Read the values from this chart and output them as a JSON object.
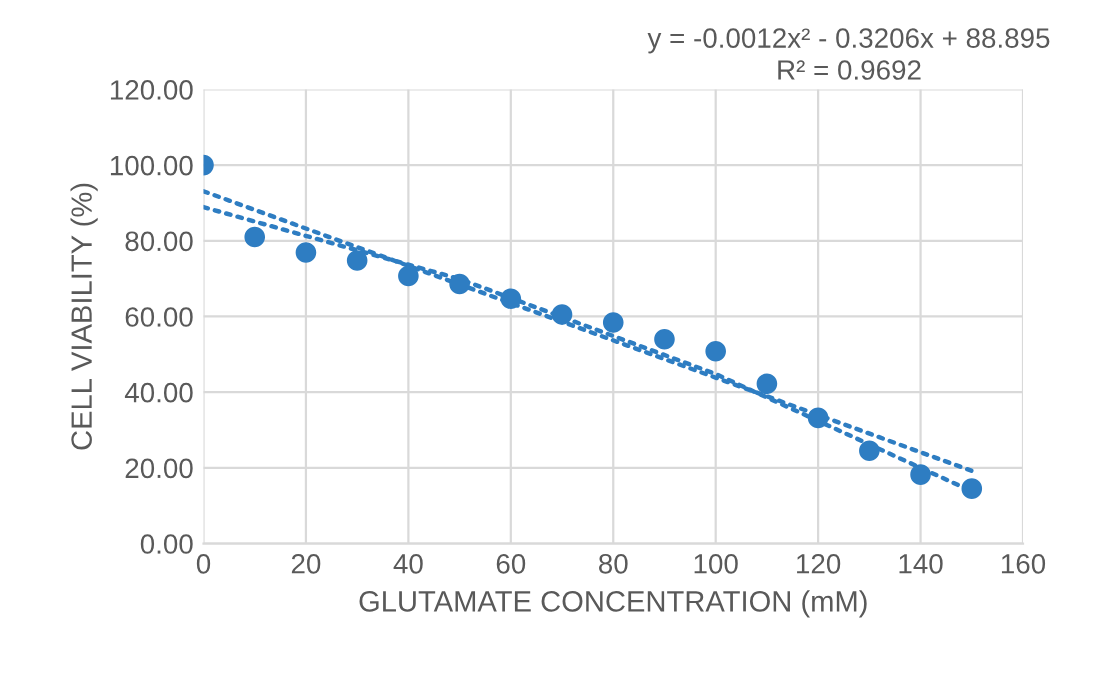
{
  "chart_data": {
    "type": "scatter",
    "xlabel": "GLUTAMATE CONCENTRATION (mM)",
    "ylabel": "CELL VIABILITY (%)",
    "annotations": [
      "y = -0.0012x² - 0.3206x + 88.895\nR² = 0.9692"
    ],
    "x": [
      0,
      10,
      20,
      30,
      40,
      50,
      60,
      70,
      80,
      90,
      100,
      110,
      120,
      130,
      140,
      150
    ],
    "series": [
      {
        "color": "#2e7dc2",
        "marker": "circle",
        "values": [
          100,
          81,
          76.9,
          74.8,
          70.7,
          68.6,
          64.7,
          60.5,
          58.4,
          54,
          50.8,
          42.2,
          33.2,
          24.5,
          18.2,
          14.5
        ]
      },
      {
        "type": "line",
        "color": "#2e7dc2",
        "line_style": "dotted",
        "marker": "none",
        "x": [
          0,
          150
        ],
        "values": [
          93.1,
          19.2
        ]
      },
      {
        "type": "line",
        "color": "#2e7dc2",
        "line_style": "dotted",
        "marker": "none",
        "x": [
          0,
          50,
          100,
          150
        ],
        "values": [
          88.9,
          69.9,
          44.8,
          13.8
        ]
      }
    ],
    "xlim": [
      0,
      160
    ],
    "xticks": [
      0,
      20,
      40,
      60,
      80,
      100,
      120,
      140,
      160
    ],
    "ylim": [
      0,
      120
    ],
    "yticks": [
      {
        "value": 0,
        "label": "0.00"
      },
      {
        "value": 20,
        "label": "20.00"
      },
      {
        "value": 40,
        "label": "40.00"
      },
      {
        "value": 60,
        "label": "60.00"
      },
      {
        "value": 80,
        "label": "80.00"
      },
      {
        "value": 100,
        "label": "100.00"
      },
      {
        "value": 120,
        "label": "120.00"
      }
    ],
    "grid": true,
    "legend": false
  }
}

******

■ **Task objective**
Keep the pictures out and write out the records exactly.

■ **Task answer**
Read the values from this chart and output them as a JSON object.
{
  "chart_data": {
    "type": "scatter",
    "xlabel": "GLUTAMATE CONCENTRATION (mM)",
    "ylabel": "CELL VIABILITY (%)",
    "annotations": [
      "y = -0.0012x² - 0.3206x + 88.895\nR² = 0.9692"
    ],
    "x": [
      0,
      10,
      20,
      30,
      40,
      50,
      60,
      70,
      80,
      90,
      100,
      110,
      120,
      130,
      140,
      150
    ],
    "series": [
      {
        "color": "#2e7dc2",
        "marker": "circle",
        "values": [
          100,
          81,
          76.9,
          74.8,
          70.7,
          68.6,
          64.7,
          60.5,
          58.4,
          54,
          50.8,
          42.2,
          33.2,
          24.5,
          18.2,
          14.5
        ]
      },
      {
        "type": "line",
        "color": "#2e7dc2",
        "line_style": "dotted",
        "marker": "none",
        "x": [
          0,
          150
        ],
        "values": [
          93.1,
          19.2
        ]
      },
      {
        "type": "line",
        "color": "#2e7dc2",
        "line_style": "dotted",
        "marker": "none",
        "x": [
          0,
          50,
          100,
          150
        ],
        "values": [
          88.9,
          69.9,
          44.8,
          13.8
        ]
      }
    ],
    "xlim": [
      0,
      160
    ],
    "xticks": [
      0,
      20,
      40,
      60,
      80,
      100,
      120,
      140,
      160
    ],
    "ylim": [
      0,
      120
    ],
    "yticks": [
      {
        "value": 0,
        "label": "0.00"
      },
      {
        "value": 20,
        "label": "20.00"
      },
      {
        "value": 40,
        "label": "40.00"
      },
      {
        "value": 60,
        "label": "60.00"
      },
      {
        "value": 80,
        "label": "80.00"
      },
      {
        "value": 100,
        "label": "100.00"
      },
      {
        "value": 120,
        "label": "120.00"
      }
    ],
    "grid": true,
    "legend": false
  }
}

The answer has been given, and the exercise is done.